======== Excerpted data

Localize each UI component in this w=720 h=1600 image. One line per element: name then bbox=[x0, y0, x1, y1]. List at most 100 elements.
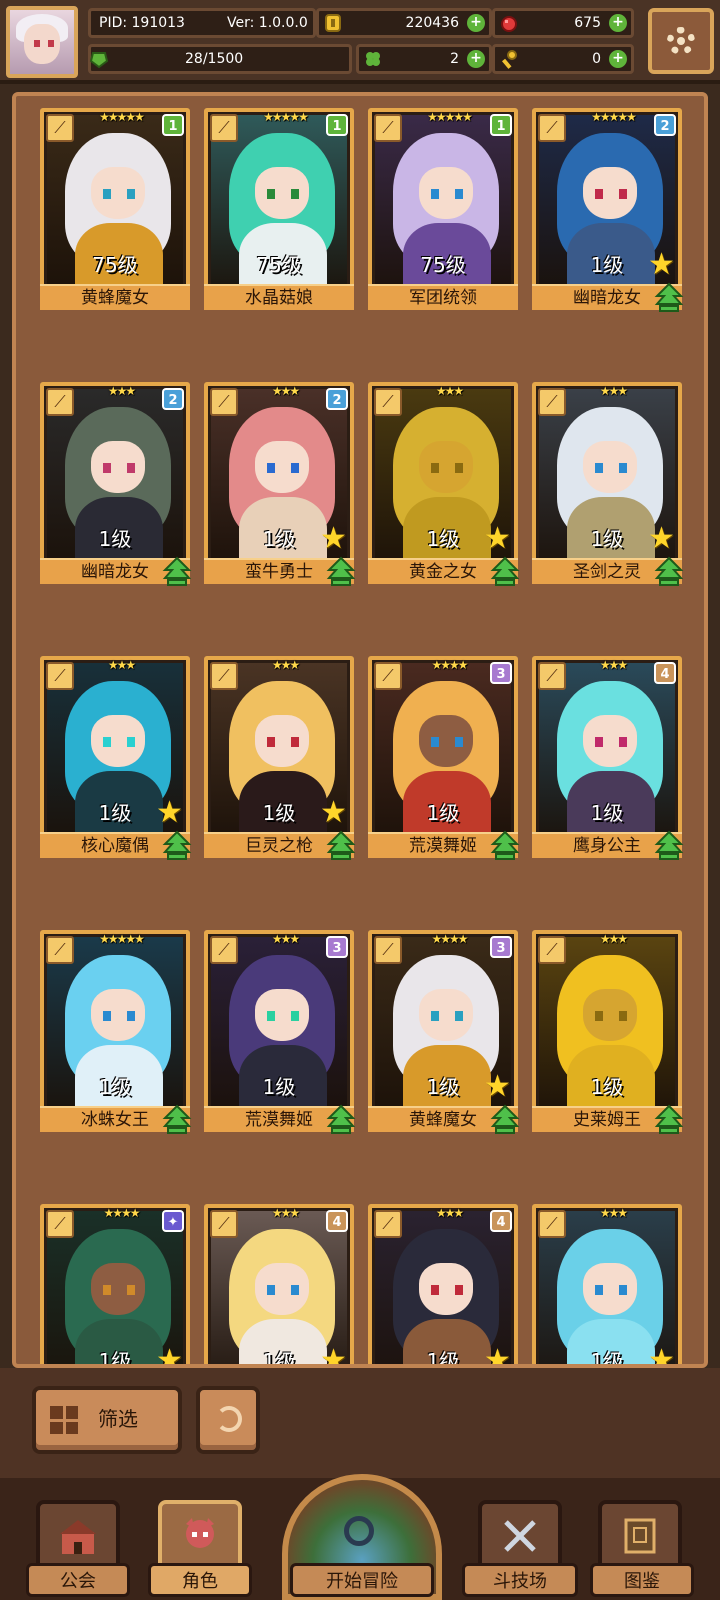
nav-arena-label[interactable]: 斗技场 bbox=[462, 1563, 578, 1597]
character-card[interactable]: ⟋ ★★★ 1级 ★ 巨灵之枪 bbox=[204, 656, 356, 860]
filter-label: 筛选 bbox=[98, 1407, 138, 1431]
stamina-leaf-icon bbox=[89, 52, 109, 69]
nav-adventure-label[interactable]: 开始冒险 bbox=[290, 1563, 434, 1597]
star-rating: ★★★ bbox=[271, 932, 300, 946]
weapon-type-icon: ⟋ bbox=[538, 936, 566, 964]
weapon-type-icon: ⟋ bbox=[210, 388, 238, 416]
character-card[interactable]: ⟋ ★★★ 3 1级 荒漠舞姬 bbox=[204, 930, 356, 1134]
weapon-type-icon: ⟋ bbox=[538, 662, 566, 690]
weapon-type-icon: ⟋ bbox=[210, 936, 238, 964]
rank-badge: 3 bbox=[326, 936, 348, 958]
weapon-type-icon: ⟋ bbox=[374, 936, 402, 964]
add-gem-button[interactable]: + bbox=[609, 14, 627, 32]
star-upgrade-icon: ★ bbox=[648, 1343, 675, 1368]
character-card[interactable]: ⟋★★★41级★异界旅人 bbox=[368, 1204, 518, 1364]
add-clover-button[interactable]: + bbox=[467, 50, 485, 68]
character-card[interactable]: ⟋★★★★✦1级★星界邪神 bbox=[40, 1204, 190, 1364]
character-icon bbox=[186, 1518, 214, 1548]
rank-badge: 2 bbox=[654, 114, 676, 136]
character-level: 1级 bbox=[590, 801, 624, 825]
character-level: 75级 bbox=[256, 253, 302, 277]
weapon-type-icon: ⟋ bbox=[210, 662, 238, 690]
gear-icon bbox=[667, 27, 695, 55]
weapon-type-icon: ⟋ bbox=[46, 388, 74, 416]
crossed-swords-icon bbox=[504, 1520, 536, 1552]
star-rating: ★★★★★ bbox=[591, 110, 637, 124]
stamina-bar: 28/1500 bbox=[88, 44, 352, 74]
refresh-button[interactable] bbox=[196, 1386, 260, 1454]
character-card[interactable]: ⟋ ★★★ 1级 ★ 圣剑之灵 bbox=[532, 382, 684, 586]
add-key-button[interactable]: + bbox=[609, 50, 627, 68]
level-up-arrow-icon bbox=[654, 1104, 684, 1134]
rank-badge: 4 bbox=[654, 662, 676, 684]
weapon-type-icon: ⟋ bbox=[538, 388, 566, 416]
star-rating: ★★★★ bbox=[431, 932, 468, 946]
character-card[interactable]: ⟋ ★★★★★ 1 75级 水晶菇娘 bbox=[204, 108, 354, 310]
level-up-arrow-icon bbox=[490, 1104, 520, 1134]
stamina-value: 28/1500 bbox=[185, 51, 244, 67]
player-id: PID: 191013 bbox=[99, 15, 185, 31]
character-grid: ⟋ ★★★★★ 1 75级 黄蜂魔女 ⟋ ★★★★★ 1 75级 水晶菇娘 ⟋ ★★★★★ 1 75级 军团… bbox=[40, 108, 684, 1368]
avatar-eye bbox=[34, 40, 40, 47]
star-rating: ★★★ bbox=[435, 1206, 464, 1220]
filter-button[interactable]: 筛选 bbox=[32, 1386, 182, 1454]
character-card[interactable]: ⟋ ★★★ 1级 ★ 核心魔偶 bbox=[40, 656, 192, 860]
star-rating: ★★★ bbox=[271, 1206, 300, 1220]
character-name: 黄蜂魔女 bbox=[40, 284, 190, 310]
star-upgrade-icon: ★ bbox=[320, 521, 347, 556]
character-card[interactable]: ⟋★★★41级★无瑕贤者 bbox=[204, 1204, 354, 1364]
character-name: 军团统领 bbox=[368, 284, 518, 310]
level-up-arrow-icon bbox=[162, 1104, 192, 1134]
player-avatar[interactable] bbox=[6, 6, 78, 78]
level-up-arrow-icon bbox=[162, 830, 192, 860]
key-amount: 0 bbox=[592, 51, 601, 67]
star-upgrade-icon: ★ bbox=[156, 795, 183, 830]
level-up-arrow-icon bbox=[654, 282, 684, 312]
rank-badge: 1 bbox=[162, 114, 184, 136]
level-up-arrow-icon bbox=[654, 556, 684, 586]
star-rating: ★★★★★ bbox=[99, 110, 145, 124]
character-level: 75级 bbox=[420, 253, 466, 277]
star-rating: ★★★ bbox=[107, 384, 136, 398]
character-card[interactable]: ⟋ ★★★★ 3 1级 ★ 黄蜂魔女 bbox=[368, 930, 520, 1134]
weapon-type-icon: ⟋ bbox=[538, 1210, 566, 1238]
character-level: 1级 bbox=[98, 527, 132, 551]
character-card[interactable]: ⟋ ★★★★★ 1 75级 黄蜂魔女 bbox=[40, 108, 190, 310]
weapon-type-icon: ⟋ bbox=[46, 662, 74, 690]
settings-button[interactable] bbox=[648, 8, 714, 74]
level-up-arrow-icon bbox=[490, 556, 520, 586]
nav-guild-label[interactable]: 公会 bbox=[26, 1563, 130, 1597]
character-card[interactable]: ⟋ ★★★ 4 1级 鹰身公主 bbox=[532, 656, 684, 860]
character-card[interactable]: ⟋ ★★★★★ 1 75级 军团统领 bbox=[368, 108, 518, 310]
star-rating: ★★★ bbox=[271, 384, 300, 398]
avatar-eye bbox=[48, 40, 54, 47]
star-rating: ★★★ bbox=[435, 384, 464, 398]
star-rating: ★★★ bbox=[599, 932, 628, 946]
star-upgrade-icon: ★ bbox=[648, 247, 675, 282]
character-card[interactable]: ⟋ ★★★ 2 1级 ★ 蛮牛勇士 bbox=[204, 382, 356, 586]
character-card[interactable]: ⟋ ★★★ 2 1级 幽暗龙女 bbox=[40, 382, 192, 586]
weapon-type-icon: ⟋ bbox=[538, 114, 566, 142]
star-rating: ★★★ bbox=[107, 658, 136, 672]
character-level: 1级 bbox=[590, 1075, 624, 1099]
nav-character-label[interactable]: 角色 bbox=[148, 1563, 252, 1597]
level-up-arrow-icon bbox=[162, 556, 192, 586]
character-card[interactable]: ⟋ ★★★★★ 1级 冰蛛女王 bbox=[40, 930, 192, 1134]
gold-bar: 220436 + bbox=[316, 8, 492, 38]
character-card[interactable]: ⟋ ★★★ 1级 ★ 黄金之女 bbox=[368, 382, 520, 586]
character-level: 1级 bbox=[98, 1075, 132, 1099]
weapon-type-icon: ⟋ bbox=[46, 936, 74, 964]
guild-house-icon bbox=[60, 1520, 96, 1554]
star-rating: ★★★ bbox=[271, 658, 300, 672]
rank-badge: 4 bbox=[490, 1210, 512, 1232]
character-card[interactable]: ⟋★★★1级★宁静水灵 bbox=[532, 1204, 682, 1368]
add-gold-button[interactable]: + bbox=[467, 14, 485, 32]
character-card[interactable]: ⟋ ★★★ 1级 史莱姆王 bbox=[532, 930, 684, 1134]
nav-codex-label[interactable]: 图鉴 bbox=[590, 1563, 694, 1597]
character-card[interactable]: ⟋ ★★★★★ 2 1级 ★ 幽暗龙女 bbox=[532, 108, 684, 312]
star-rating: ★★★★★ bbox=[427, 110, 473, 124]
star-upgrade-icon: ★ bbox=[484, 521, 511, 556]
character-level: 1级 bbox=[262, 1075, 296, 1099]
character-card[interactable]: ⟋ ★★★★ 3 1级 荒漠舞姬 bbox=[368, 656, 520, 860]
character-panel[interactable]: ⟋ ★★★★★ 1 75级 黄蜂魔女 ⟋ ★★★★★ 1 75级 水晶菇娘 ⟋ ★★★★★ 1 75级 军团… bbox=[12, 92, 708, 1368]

================
======== Excerpted data

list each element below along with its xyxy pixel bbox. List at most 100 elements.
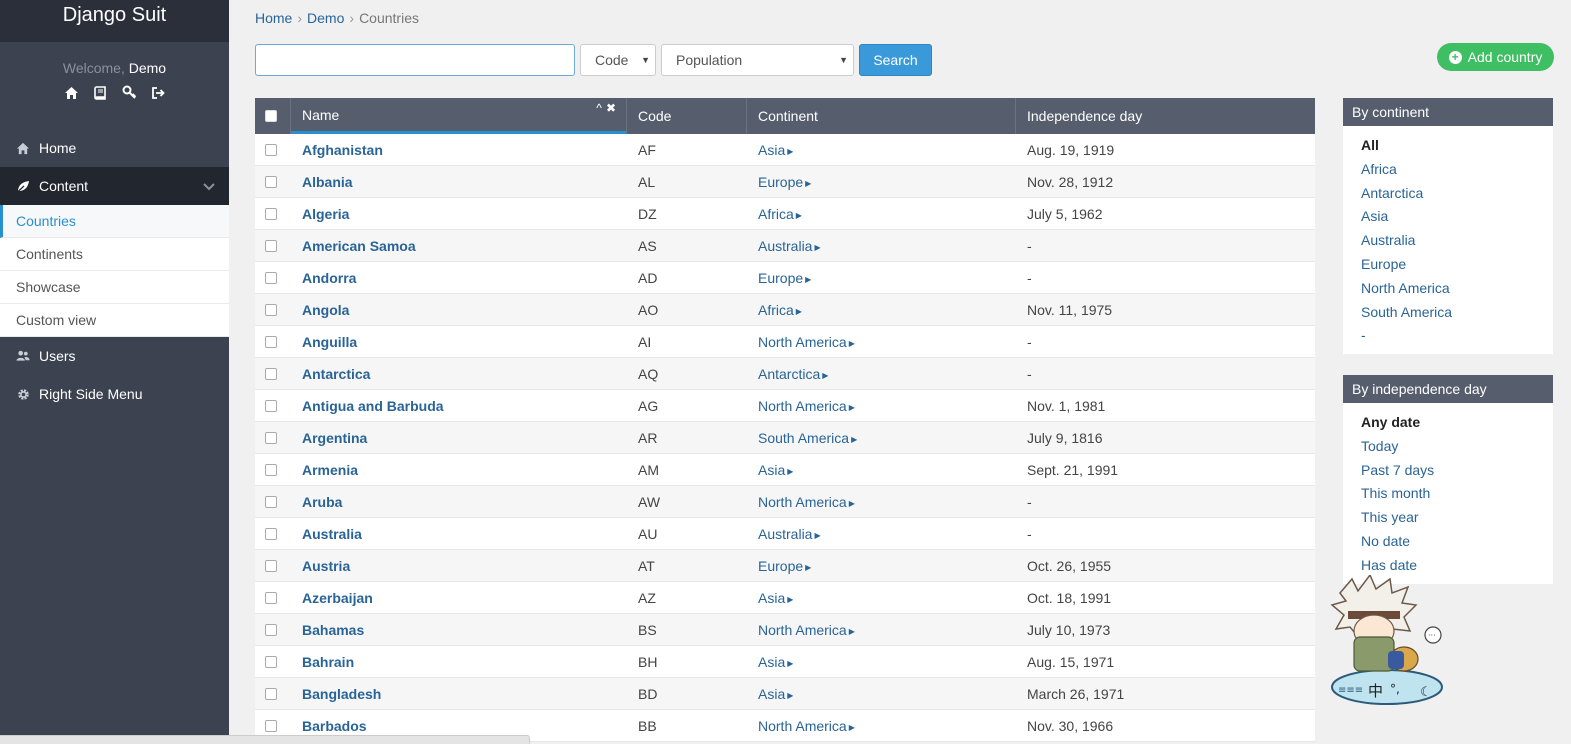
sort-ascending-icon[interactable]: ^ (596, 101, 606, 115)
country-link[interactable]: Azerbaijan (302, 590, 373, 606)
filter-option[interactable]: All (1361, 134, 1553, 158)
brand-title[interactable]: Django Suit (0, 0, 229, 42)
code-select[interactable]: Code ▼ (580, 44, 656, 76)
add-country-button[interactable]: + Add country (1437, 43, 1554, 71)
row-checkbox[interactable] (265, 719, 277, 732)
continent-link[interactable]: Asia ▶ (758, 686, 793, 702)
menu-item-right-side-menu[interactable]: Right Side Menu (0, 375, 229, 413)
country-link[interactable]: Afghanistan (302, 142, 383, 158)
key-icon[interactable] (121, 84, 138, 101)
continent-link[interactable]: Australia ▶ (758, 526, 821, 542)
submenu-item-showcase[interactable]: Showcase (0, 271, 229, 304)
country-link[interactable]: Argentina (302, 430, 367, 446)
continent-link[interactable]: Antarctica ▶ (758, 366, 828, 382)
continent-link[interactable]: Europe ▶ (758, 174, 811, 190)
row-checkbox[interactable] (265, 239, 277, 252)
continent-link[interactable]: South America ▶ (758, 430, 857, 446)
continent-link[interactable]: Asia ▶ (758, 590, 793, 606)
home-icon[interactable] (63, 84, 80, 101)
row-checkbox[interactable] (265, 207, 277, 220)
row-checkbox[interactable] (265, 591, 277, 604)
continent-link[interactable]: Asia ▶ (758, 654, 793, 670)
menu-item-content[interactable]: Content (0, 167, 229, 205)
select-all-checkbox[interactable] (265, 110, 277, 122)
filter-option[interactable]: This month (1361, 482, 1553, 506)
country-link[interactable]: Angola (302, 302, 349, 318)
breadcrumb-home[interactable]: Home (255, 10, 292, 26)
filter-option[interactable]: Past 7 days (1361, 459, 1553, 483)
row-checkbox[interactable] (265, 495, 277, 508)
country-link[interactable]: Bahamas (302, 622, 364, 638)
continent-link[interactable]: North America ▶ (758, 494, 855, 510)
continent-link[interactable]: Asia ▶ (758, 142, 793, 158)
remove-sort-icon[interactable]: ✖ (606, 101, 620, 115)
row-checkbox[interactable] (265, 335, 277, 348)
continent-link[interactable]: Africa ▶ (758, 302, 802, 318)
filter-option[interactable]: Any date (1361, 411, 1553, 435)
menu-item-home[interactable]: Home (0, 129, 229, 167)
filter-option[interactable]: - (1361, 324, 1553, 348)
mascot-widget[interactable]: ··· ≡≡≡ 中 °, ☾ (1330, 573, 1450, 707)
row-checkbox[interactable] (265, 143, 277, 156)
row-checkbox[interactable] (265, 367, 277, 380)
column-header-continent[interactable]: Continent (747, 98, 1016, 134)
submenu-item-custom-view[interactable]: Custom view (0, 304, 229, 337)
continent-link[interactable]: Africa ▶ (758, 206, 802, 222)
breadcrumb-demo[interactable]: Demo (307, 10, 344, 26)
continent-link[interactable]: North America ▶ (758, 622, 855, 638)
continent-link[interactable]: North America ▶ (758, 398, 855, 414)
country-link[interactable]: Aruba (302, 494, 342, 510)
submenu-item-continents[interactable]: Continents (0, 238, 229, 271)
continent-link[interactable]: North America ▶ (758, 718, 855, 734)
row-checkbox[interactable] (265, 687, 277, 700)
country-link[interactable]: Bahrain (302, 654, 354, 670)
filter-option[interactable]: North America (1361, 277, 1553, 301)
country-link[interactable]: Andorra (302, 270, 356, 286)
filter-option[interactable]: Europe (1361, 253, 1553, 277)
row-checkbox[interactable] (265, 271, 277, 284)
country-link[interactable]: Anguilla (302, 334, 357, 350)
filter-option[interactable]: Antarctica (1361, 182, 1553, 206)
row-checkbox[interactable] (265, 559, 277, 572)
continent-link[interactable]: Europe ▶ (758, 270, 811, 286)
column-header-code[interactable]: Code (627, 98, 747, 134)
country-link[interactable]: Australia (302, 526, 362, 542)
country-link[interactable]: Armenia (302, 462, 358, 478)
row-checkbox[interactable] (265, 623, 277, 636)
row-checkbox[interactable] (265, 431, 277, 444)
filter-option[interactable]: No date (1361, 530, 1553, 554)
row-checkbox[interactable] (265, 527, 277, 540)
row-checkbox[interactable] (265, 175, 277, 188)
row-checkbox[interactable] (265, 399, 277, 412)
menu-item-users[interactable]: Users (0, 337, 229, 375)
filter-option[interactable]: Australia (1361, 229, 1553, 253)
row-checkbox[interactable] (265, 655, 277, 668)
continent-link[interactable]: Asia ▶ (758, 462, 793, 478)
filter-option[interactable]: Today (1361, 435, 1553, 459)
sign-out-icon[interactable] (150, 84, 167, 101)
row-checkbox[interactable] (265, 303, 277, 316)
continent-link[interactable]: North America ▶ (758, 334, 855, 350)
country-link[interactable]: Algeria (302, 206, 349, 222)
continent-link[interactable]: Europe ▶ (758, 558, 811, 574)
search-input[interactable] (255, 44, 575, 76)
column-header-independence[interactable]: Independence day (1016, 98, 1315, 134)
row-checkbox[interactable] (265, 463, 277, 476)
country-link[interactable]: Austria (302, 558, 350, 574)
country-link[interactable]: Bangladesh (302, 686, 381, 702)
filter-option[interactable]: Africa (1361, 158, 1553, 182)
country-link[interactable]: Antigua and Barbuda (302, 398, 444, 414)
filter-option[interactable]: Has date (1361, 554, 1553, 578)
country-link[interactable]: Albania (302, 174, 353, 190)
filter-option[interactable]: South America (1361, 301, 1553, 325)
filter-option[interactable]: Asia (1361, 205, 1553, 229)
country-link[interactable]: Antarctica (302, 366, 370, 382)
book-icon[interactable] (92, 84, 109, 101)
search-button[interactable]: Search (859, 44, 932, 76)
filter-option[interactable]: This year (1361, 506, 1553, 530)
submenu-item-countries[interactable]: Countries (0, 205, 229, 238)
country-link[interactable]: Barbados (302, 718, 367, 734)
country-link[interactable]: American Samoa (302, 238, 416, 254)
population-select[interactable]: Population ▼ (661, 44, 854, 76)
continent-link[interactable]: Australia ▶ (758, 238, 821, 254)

================
======== Excerpted data

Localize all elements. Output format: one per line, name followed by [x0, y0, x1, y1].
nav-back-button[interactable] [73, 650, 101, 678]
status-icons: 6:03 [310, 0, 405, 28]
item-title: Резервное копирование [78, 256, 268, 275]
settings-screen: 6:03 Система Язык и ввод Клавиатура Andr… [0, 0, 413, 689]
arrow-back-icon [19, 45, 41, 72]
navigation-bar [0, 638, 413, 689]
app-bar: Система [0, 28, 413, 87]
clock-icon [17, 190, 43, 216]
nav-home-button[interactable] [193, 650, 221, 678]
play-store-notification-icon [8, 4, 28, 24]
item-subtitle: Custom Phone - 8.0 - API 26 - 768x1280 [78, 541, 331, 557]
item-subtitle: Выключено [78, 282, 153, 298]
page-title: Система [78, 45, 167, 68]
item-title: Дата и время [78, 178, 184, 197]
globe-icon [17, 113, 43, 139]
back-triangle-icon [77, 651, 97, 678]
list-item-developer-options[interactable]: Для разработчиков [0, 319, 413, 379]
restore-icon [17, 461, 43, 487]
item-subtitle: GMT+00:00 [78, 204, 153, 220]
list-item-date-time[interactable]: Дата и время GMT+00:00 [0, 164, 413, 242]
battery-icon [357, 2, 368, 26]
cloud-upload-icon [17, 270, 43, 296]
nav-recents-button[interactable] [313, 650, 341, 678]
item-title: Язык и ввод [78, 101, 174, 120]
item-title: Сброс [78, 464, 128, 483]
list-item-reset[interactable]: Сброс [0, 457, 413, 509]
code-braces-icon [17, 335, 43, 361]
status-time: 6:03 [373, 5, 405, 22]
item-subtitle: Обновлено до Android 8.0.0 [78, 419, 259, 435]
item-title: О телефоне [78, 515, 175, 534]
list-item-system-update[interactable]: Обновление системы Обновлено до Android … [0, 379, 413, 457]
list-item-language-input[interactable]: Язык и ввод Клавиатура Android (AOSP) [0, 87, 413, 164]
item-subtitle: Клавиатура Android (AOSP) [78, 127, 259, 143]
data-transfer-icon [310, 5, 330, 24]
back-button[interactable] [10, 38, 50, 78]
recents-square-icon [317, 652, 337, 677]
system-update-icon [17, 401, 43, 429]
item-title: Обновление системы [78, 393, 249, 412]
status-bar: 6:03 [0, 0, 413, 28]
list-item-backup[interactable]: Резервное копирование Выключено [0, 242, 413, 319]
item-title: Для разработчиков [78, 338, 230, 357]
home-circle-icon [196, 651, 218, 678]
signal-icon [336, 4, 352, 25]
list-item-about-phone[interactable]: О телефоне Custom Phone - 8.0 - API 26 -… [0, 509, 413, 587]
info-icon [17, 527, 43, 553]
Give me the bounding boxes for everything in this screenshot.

================

Rewrite the records between the line containing "Localize all elements." and the line containing "item-title: Дата и время [78, 178, 184, 197]", inclusive, replacing "item-subtitle" with "item-caption" and leaving everything else unchanged.

Result -
Localize all elements. Output format: one per line, name followed by [x0, y0, x1, y1].
nav-back-button[interactable] [73, 650, 101, 678]
status-icons: 6:03 [310, 0, 405, 28]
item-title: Резервное копирование [78, 256, 268, 275]
settings-screen: 6:03 Система Язык и ввод Клавиатура Andr… [0, 0, 413, 689]
arrow-back-icon [19, 45, 41, 72]
navigation-bar [0, 638, 413, 689]
app-bar: Система [0, 28, 413, 87]
clock-icon [17, 190, 43, 216]
nav-home-button[interactable] [193, 650, 221, 678]
play-store-notification-icon [8, 4, 28, 24]
item-caption: Custom Phone - 8.0 - API 26 - 768x1280 [78, 541, 331, 557]
item-caption: Выключено [78, 282, 153, 298]
page-title: Система [78, 45, 167, 68]
item-title: Дата и время [78, 178, 184, 197]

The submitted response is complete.